> [WHAT IS EXPECTED] Copy each line with the word "axis" in it.
......
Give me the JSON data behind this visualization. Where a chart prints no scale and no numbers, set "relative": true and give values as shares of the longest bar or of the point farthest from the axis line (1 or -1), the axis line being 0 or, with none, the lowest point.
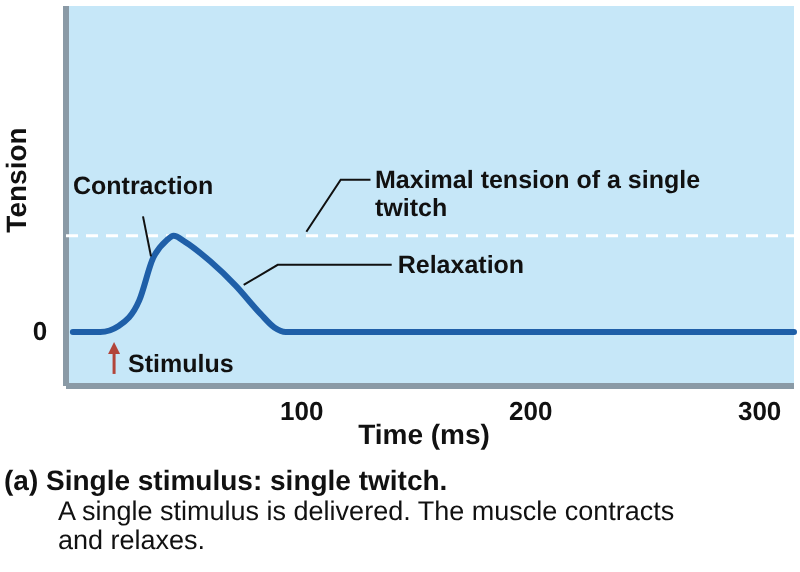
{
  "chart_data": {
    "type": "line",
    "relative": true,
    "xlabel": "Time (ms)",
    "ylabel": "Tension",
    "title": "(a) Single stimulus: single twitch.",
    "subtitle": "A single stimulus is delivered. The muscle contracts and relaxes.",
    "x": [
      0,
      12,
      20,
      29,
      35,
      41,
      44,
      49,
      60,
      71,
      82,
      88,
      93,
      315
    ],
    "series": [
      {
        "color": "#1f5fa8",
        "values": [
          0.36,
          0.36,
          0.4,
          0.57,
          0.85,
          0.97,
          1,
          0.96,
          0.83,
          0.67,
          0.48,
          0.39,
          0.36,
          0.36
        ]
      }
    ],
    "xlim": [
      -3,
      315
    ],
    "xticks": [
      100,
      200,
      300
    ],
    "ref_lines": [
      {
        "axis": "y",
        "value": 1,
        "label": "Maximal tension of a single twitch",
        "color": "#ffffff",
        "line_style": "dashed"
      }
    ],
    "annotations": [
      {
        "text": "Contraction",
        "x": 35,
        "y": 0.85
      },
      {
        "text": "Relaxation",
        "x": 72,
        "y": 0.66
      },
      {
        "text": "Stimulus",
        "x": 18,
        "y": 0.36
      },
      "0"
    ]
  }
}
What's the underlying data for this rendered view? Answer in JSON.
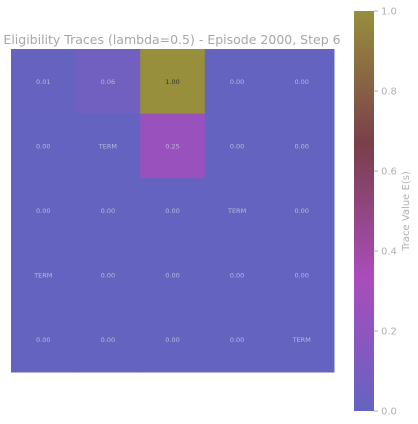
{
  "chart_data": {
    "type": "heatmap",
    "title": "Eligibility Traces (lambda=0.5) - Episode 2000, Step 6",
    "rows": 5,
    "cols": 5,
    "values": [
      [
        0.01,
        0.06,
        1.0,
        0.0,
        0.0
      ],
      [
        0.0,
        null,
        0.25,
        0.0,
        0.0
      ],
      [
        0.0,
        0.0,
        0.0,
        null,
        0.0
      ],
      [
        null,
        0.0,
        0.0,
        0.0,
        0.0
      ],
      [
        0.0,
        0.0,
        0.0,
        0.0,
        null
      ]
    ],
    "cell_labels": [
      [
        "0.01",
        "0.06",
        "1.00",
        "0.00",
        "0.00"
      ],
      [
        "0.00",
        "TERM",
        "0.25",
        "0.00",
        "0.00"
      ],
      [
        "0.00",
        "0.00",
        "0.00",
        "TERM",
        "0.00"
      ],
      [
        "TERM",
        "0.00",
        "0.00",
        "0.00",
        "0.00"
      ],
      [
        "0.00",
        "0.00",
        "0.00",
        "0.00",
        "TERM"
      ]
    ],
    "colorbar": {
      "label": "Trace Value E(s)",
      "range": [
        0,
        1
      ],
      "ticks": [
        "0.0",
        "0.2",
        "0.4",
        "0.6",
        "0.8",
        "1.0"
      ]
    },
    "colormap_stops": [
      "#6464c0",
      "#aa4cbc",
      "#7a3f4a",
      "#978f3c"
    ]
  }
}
......
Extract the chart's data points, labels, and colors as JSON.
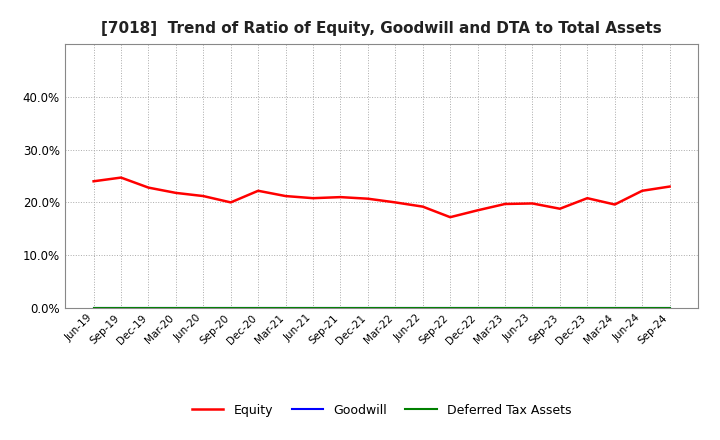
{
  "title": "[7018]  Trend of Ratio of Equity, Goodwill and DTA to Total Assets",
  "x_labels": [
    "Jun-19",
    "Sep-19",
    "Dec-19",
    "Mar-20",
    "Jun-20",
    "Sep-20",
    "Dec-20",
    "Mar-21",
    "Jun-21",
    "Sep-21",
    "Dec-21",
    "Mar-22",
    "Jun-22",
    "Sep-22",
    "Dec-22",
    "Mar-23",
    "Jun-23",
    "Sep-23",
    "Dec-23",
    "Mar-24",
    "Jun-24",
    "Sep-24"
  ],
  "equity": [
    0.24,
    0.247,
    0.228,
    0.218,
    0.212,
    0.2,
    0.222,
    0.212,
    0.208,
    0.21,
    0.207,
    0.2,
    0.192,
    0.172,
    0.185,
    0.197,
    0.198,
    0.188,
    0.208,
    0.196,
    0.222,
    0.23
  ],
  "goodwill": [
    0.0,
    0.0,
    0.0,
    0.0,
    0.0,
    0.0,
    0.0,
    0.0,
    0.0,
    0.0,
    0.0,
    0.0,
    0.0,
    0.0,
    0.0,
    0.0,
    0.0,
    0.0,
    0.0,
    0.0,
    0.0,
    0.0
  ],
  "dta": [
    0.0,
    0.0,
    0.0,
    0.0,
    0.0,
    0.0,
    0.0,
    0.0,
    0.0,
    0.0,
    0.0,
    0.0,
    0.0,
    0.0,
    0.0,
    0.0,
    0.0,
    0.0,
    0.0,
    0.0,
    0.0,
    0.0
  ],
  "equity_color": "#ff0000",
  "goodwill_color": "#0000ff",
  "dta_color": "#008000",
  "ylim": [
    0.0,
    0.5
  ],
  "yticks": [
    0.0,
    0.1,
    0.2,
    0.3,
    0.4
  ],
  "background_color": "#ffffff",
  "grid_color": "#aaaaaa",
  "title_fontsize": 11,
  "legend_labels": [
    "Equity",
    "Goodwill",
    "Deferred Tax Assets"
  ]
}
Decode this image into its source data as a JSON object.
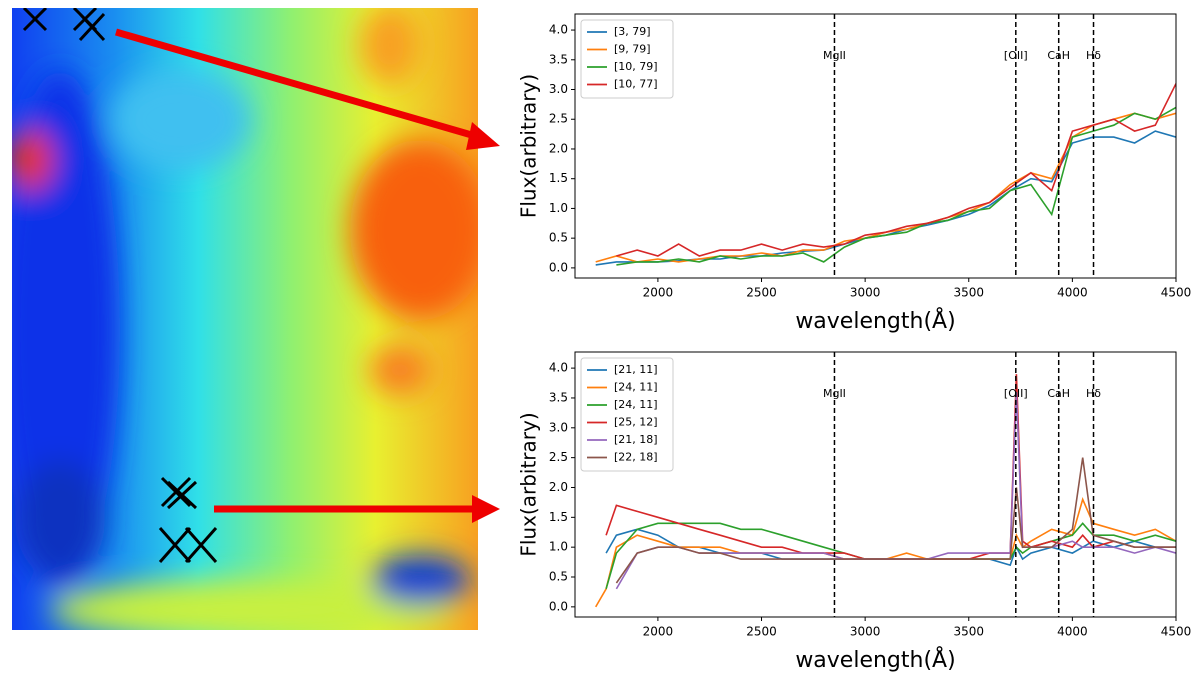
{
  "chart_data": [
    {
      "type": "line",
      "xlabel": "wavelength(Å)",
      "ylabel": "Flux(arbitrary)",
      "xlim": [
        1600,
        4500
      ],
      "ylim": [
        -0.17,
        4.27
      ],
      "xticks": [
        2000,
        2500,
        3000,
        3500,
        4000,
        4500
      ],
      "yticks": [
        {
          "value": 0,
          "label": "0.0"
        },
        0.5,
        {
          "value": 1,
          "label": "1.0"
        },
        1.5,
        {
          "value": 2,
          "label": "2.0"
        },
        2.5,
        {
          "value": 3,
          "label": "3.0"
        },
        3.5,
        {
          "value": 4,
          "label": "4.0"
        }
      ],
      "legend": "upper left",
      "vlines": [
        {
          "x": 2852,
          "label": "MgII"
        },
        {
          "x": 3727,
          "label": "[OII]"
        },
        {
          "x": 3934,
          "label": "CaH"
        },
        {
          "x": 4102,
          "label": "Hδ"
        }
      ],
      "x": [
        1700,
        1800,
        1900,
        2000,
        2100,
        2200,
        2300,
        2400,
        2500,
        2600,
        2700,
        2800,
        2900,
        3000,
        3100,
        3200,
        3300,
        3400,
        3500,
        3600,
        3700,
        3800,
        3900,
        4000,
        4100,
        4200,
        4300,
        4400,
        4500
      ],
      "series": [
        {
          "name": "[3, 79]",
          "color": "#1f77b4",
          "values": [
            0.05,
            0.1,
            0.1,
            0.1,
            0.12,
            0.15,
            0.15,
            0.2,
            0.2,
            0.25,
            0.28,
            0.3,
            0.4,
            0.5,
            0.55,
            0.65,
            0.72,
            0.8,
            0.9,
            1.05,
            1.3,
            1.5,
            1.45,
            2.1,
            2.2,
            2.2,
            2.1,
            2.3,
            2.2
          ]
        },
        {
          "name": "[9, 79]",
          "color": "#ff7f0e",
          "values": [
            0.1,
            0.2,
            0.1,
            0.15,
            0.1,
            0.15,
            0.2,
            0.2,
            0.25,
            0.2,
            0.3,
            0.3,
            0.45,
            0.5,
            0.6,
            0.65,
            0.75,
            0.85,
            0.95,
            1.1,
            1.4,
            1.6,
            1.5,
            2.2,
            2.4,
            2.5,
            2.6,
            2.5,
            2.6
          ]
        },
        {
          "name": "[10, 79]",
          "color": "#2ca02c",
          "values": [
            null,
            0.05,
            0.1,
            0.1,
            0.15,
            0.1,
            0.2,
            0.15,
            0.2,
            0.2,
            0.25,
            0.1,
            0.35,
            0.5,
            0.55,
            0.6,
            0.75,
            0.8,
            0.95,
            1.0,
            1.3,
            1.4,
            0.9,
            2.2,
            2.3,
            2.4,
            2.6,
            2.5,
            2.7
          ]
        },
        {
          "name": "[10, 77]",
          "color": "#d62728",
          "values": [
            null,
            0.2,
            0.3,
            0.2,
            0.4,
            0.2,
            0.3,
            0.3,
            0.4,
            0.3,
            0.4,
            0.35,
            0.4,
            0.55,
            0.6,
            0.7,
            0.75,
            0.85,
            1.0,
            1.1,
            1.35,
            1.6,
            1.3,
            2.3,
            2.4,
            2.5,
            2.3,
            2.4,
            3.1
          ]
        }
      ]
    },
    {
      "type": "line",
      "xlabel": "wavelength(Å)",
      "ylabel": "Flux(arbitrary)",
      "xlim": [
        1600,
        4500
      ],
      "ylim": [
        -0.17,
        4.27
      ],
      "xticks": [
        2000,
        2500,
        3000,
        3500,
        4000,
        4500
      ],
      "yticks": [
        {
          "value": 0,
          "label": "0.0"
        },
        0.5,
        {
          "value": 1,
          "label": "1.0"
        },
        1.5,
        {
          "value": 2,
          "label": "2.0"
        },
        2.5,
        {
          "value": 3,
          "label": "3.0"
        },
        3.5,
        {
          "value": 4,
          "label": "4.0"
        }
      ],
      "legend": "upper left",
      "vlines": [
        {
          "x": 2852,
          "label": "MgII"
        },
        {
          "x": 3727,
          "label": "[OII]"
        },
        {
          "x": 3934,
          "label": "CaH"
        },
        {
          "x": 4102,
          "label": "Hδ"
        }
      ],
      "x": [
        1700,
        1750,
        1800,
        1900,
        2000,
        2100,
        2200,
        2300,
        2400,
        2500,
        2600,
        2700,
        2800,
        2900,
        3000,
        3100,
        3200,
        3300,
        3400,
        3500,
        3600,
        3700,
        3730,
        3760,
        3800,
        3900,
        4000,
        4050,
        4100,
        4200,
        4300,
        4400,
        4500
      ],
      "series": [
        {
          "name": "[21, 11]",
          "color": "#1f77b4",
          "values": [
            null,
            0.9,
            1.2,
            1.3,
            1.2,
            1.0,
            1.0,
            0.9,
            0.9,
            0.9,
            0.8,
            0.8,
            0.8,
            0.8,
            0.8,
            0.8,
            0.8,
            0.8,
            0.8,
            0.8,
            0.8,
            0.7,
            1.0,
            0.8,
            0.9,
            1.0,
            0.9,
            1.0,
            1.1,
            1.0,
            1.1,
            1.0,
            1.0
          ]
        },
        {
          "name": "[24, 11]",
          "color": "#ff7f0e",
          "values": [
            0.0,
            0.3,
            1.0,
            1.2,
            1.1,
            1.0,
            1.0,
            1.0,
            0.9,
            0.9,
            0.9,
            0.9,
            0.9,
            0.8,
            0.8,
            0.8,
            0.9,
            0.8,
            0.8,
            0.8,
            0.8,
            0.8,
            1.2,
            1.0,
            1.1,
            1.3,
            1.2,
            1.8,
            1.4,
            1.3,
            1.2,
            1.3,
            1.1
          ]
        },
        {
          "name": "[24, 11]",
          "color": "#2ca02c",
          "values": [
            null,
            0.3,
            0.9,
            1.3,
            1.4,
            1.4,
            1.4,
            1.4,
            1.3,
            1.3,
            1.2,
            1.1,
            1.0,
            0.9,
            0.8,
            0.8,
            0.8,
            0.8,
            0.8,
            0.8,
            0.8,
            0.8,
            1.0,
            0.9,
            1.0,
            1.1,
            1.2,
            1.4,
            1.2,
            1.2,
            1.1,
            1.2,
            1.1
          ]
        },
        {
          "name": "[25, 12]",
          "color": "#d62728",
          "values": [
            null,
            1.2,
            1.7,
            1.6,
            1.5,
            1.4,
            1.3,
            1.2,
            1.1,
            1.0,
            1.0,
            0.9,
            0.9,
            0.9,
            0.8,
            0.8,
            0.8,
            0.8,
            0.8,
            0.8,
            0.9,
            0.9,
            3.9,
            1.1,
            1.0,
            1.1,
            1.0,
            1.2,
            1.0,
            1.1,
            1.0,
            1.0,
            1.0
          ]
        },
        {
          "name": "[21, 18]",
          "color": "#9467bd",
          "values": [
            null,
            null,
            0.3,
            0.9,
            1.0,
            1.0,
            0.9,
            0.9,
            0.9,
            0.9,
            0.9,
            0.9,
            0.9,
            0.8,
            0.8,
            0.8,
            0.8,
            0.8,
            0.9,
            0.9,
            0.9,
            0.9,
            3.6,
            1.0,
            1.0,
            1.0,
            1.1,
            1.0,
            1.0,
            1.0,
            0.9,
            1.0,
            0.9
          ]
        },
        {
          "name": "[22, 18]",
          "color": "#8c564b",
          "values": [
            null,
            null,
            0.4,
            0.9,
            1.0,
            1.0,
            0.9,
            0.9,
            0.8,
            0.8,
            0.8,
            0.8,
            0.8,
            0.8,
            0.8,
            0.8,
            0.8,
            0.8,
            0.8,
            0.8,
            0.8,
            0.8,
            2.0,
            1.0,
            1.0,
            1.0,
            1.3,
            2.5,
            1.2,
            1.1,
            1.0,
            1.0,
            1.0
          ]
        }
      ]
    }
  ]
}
......
> [TASK RESULT]
Give me the JSON data behind this visualization. Where a chart prints no scale and no numbers, set "relative": true and give values as shares of the longest bar or of the point farthest from the axis line (1 or -1), the axis line being 0 or, with none, the lowest point.
        "axis": "y",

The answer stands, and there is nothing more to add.